[Start]

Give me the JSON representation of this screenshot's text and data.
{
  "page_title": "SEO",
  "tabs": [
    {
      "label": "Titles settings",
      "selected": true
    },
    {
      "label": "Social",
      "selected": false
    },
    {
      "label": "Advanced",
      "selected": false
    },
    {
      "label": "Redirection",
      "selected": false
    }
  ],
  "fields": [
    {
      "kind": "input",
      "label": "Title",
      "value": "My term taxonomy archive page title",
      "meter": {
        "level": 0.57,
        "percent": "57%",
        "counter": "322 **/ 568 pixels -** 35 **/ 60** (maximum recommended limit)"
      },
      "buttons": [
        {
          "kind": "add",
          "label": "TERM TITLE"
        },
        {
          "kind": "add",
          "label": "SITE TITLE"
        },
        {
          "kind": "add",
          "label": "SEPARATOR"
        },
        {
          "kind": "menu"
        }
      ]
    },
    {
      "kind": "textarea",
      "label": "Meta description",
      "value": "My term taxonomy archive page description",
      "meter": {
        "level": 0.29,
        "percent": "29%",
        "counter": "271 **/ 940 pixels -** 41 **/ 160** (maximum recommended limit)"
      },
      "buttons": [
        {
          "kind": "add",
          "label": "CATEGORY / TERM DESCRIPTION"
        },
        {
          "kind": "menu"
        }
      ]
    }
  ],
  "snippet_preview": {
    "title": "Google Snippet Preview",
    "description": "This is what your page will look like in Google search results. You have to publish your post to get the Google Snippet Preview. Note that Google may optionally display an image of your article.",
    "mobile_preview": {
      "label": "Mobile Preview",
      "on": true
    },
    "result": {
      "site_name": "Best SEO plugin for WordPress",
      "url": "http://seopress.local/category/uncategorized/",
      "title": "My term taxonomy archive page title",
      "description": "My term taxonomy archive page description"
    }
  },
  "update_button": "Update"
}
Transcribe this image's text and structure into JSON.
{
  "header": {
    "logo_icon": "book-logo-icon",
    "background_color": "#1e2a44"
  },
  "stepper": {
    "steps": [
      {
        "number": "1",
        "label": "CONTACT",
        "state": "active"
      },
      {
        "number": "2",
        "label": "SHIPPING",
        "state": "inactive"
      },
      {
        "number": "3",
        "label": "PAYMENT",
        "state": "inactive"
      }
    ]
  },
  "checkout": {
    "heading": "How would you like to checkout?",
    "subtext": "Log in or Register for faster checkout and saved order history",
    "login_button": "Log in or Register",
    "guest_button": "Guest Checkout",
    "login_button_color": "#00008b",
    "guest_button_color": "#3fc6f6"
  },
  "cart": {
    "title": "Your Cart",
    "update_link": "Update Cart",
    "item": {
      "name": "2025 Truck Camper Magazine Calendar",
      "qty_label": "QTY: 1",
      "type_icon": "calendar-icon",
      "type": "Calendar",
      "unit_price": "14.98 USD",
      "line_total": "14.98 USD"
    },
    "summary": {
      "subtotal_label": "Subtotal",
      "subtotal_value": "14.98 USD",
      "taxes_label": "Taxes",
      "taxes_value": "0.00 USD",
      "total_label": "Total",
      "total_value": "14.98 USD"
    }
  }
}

[End]

_WORK TO DO:_
Give all the entries again exactly; leave none out.

_SOLUTION FOR THIS EXERCISE:_
Give me the JSON representation of this screenshot's text and data.
{
  "page_title": "SEO",
  "tabs": [
    {
      "label": "Titles settings",
      "selected": true
    },
    {
      "label": "Social",
      "selected": false
    },
    {
      "label": "Advanced",
      "selected": false
    },
    {
      "label": "Redirection",
      "selected": false
    }
  ],
  "fields": [
    {
      "kind": "input",
      "label": "Title",
      "value": "My term taxonomy archive page title",
      "meter": {
        "level": 0.57,
        "percent": "57%",
        "counter": "322 **/ 568 pixels -** 35 **/ 60** (maximum recommended limit)"
      },
      "buttons": [
        {
          "kind": "add",
          "label": "TERM TITLE"
        },
        {
          "kind": "add",
          "label": "SITE TITLE"
        },
        {
          "kind": "add",
          "label": "SEPARATOR"
        },
        {
          "kind": "menu"
        }
      ]
    },
    {
      "kind": "textarea",
      "label": "Meta description",
      "value": "My term taxonomy archive page description",
      "meter": {
        "level": 0.29,
        "percent": "29%",
        "counter": "271 **/ 940 pixels -** 41 **/ 160** (maximum recommended limit)"
      },
      "buttons": [
        {
          "kind": "add",
          "label": "CATEGORY / TERM DESCRIPTION"
        },
        {
          "kind": "menu"
        }
      ]
    }
  ],
  "snippet_preview": {
    "title": "Google Snippet Preview",
    "description": "This is what your page will look like in Google search results. You have to publish your post to get the Google Snippet Preview. Note that Google may optionally display an image of your article.",
    "mobile_preview": {
      "label": "Mobile Preview",
      "on": true
    },
    "result": {
      "site_name": "Best SEO plugin for WordPress",
      "url": "http://seopress.local/category/uncategorized/",
      "title": "My term taxonomy archive page title",
      "description": "My term taxonomy archive page description"
    }
  },
  "update_button": "Update"
}
Transcribe this image's text and structure into JSON.
{
  "header": {
    "logo_icon": "book-logo-icon",
    "background_color": "#1e2a44"
  },
  "stepper": {
    "steps": [
      {
        "number": "1",
        "label": "CONTACT",
        "state": "active"
      },
      {
        "number": "2",
        "label": "SHIPPING",
        "state": "inactive"
      },
      {
        "number": "3",
        "label": "PAYMENT",
        "state": "inactive"
      }
    ]
  },
  "checkout": {
    "heading": "How would you like to checkout?",
    "subtext": "Log in or Register for faster checkout and saved order history",
    "login_button": "Log in or Register",
    "guest_button": "Guest Checkout",
    "login_button_color": "#00008b",
    "guest_button_color": "#3fc6f6"
  },
  "cart": {
    "title": "Your Cart",
    "update_link": "Update Cart",
    "item": {
      "name": "2025 Truck Camper Magazine Calendar",
      "qty_label": "QTY: 1",
      "type_icon": "calendar-icon",
      "type": "Calendar",
      "unit_price": "14.98 USD",
      "line_total": "14.98 USD"
    },
    "summary": {
      "subtotal_label": "Subtotal",
      "subtotal_value": "14.98 USD",
      "taxes_label": "Taxes",
      "taxes_value": "0.00 USD",
      "total_label": "Total",
      "total_value": "14.98 USD"
    }
  }
}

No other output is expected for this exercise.